What is needed: Extract the data exactly, missing nothing.

━━ Record excerpts ━━

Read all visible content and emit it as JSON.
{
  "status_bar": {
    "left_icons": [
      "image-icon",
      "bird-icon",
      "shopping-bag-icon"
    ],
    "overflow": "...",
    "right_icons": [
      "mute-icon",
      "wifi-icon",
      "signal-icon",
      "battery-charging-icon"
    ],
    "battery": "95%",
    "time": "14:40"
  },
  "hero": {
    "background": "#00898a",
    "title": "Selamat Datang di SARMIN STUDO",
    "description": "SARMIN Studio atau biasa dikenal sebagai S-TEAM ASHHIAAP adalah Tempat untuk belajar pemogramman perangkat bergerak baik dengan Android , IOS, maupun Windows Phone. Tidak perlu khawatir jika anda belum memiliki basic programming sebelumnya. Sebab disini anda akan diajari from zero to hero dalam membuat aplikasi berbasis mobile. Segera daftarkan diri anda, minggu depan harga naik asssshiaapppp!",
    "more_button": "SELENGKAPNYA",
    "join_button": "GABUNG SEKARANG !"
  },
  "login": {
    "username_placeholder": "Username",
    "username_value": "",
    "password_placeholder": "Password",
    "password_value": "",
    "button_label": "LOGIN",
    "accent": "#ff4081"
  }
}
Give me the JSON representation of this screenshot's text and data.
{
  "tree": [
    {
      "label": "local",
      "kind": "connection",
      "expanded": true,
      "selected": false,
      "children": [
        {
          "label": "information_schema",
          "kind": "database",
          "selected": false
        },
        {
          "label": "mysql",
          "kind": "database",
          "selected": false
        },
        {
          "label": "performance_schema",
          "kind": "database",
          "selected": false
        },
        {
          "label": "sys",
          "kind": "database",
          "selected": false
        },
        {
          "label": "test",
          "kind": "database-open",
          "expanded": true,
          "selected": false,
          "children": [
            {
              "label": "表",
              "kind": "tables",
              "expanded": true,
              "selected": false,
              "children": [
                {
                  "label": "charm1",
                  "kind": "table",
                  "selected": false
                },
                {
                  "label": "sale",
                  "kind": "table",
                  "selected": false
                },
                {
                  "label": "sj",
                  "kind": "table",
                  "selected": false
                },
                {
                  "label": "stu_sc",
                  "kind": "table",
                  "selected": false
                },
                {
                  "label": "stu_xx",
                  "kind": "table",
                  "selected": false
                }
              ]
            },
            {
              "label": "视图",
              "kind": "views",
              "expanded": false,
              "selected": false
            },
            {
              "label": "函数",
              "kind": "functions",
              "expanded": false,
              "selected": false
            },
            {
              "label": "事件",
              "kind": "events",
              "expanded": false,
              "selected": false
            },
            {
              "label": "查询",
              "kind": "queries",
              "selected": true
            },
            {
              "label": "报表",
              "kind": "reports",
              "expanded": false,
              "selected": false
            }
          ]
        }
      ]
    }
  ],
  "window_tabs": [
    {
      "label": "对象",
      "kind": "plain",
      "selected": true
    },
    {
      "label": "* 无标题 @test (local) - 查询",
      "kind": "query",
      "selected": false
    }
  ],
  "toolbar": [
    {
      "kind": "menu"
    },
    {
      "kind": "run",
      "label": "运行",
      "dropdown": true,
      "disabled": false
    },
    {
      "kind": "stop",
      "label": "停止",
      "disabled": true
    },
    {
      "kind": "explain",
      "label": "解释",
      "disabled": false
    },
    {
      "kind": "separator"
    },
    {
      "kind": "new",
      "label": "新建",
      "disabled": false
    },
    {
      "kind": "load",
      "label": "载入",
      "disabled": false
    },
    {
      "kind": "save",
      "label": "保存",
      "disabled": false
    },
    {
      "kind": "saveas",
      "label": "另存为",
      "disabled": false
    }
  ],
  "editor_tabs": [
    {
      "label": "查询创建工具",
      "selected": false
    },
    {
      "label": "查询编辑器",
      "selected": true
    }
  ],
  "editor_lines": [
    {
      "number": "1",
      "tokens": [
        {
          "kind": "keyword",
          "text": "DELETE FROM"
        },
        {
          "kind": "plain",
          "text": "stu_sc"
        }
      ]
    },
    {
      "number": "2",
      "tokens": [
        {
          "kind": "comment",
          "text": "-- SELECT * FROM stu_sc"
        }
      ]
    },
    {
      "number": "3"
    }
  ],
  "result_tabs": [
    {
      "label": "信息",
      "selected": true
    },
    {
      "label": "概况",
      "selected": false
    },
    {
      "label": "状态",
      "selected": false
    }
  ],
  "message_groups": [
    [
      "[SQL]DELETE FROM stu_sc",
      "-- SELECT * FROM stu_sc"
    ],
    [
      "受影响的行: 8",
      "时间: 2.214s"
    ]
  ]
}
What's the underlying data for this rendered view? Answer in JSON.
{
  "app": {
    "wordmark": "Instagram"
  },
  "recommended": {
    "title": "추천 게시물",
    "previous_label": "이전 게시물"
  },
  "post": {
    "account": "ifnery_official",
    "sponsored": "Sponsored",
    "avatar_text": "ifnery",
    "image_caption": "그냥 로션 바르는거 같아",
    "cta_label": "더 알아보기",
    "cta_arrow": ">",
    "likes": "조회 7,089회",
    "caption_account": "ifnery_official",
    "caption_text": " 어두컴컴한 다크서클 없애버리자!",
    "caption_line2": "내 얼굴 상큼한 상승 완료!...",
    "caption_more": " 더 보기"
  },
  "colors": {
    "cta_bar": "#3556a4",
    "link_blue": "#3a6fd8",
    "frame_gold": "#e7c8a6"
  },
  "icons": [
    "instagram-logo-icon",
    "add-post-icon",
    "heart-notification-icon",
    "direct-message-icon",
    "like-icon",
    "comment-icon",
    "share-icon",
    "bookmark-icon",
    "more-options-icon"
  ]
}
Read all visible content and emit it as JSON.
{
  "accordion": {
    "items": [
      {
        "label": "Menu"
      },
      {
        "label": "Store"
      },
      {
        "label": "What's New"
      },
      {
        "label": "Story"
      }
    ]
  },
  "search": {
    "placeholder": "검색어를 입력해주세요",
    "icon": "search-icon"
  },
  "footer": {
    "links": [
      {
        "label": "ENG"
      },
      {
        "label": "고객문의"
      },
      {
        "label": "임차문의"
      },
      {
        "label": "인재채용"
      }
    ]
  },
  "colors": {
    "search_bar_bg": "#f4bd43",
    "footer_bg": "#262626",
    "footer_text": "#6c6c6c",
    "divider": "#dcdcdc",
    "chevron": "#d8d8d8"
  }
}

━━━

The solution:
Read all visible content and emit it as JSON.
{
  "status_bar": {
    "left_icons": [
      "image-icon",
      "bird-icon",
      "shopping-bag-icon"
    ],
    "overflow": "...",
    "right_icons": [
      "mute-icon",
      "wifi-icon",
      "signal-icon",
      "battery-charging-icon"
    ],
    "battery": "95%",
    "time": "14:40"
  },
  "hero": {
    "background": "#00898a",
    "title": "Selamat Datang di SARMIN STUDO",
    "description": "SARMIN Studio atau biasa dikenal sebagai S-TEAM ASHHIAAP adalah Tempat untuk belajar pemogramman perangkat bergerak baik dengan Android , IOS, maupun Windows Phone. Tidak perlu khawatir jika anda belum memiliki basic programming sebelumnya. Sebab disini anda akan diajari from zero to hero dalam membuat aplikasi berbasis mobile. Segera daftarkan diri anda, minggu depan harga naik asssshiaapppp!",
    "more_button": "SELENGKAPNYA",
    "join_button": "GABUNG SEKARANG !"
  },
  "login": {
    "username_placeholder": "Username",
    "username_value": "",
    "password_placeholder": "Password",
    "password_value": "",
    "button_label": "LOGIN",
    "accent": "#ff4081"
  }
}
Give me the JSON representation of this screenshot's text and data.
{
  "tree": [
    {
      "label": "local",
      "kind": "connection",
      "expanded": true,
      "selected": false,
      "children": [
        {
          "label": "information_schema",
          "kind": "database",
          "selected": false
        },
        {
          "label": "mysql",
          "kind": "database",
          "selected": false
        },
        {
          "label": "performance_schema",
          "kind": "database",
          "selected": false
        },
        {
          "label": "sys",
          "kind": "database",
          "selected": false
        },
        {
          "label": "test",
          "kind": "database-open",
          "expanded": true,
          "selected": false,
          "children": [
            {
              "label": "表",
              "kind": "tables",
              "expanded": true,
              "selected": false,
              "children": [
                {
                  "label": "charm1",
                  "kind": "table",
                  "selected": false
                },
                {
                  "label": "sale",
                  "kind": "table",
                  "selected": false
                },
                {
                  "label": "sj",
                  "kind": "table",
                  "selected": false
                },
                {
                  "label": "stu_sc",
                  "kind": "table",
                  "selected": false
                },
                {
                  "label": "stu_xx",
                  "kind": "table",
                  "selected": false
                }
              ]
            },
            {
              "label": "视图",
              "kind": "views",
              "expanded": false,
              "selected": false
            },
            {
              "label": "函数",
              "kind": "functions",
              "expanded": false,
              "selected": false
            },
            {
              "label": "事件",
              "kind": "events",
              "expanded": false,
              "selected": false
            },
            {
              "label": "查询",
              "kind": "queries",
              "selected": true
            },
            {
              "label": "报表",
              "kind": "reports",
              "expanded": false,
              "selected": false
            }
          ]
        }
      ]
    }
  ],
  "window_tabs": [
    {
      "label": "对象",
      "kind": "plain",
      "selected": true
    },
    {
      "label": "* 无标题 @test (local) - 查询",
      "kind": "query",
      "selected": false
    }
  ],
  "toolbar": [
    {
      "kind": "menu"
    },
    {
      "kind": "run",
      "label": "运行",
      "dropdown": true,
      "disabled": false
    },
    {
      "kind": "stop",
      "label": "停止",
      "disabled": true
    },
    {
      "kind": "explain",
      "label": "解释",
      "disabled": false
    },
    {
      "kind": "separator"
    },
    {
      "kind": "new",
      "label": "新建",
      "disabled": false
    },
    {
      "kind": "load",
      "label": "载入",
      "disabled": false
    },
    {
      "kind": "save",
      "label": "保存",
      "disabled": false
    },
    {
      "kind": "saveas",
      "label": "另存为",
      "disabled": false
    }
  ],
  "editor_tabs": [
    {
      "label": "查询创建工具",
      "selected": false
    },
    {
      "label": "查询编辑器",
      "selected": true
    }
  ],
  "editor_lines": [
    {
      "number": "1",
      "tokens": [
        {
          "kind": "keyword",
          "text": "DELETE FROM"
        },
        {
          "kind": "plain",
          "text": "stu_sc"
        }
      ]
    },
    {
      "number": "2",
      "tokens": [
        {
          "kind": "comment",
          "text": "-- SELECT * FROM stu_sc"
        }
      ]
    },
    {
      "number": "3"
    }
  ],
  "result_tabs": [
    {
      "label": "信息",
      "selected": true
    },
    {
      "label": "概况",
      "selected": false
    },
    {
      "label": "状态",
      "selected": false
    }
  ],
  "message_groups": [
    [
      "[SQL]DELETE FROM stu_sc",
      "-- SELECT * FROM stu_sc"
    ],
    [
      "受影响的行: 8",
      "时间: 2.214s"
    ]
  ]
}
What's the underlying data for this rendered view? Answer in JSON.
{
  "app": {
    "wordmark": "Instagram"
  },
  "recommended": {
    "title": "추천 게시물",
    "previous_label": "이전 게시물"
  },
  "post": {
    "account": "ifnery_official",
    "sponsored": "Sponsored",
    "avatar_text": "ifnery",
    "image_caption": "그냥 로션 바르는거 같아",
    "cta_label": "더 알아보기",
    "cta_arrow": ">",
    "likes": "조회 7,089회",
    "caption_account": "ifnery_official",
    "caption_text": " 어두컴컴한 다크서클 없애버리자!",
    "caption_line2": "내 얼굴 상큼한 상승 완료!...",
    "caption_more": " 더 보기"
  },
  "colors": {
    "cta_bar": "#3556a4",
    "link_blue": "#3a6fd8",
    "frame_gold": "#e7c8a6"
  },
  "icons": [
    "instagram-logo-icon",
    "add-post-icon",
    "heart-notification-icon",
    "direct-message-icon",
    "like-icon",
    "comment-icon",
    "share-icon",
    "bookmark-icon",
    "more-options-icon"
  ]
}
Read all visible content and emit it as JSON.
{
  "accordion": {
    "items": [
      {
        "label": "Menu"
      },
      {
        "label": "Store"
      },
      {
        "label": "What's New"
      },
      {
        "label": "Story"
      }
    ]
  },
  "search": {
    "placeholder": "검색어를 입력해주세요",
    "icon": "search-icon"
  },
  "footer": {
    "links": [
      {
        "label": "ENG"
      },
      {
        "label": "고객문의"
      },
      {
        "label": "임차문의"
      },
      {
        "label": "인재채용"
      }
    ]
  },
  "colors": {
    "search_bar_bg": "#f4bd43",
    "footer_bg": "#262626",
    "footer_text": "#6c6c6c",
    "divider": "#dcdcdc",
    "chevron": "#d8d8d8"
  }
}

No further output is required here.